To be done: Show each line that has the string "trichloronaphtaline" in it.

Data entries:

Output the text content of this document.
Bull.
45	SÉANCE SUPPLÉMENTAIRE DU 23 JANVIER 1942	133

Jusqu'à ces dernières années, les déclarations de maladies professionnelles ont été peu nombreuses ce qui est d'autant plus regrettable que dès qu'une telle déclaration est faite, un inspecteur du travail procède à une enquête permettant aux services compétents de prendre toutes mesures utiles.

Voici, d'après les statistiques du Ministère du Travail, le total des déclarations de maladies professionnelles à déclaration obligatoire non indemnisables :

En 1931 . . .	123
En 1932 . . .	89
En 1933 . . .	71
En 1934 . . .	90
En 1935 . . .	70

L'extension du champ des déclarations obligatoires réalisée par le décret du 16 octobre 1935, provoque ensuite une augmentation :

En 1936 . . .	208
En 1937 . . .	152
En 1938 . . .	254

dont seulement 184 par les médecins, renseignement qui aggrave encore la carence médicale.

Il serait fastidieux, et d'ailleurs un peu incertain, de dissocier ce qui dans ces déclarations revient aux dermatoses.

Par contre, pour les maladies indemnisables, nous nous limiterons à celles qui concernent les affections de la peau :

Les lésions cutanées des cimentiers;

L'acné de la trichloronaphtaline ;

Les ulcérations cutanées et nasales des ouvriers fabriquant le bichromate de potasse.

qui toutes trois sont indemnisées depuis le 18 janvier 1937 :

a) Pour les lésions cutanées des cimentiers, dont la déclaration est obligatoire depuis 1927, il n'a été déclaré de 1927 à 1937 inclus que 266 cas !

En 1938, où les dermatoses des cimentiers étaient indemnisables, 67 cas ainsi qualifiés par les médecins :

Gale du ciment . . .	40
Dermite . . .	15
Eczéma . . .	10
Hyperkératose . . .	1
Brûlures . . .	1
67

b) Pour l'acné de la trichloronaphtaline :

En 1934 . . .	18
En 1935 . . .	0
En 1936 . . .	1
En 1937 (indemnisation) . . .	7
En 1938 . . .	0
--
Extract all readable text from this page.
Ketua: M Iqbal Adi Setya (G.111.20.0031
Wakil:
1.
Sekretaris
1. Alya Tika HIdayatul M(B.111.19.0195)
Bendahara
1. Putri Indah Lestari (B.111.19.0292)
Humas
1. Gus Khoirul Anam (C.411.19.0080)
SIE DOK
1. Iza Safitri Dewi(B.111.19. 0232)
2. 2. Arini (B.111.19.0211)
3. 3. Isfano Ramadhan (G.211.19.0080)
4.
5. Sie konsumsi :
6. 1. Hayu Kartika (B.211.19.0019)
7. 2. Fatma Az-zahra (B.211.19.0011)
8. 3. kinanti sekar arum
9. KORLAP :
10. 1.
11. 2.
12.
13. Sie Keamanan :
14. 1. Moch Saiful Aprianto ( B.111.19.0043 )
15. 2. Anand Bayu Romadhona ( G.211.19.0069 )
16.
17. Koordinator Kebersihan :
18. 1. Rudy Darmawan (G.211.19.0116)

Written reply:
L'acné de la trichloronaphtaline ;
b) Pour l'acné de la trichloronaphtaline :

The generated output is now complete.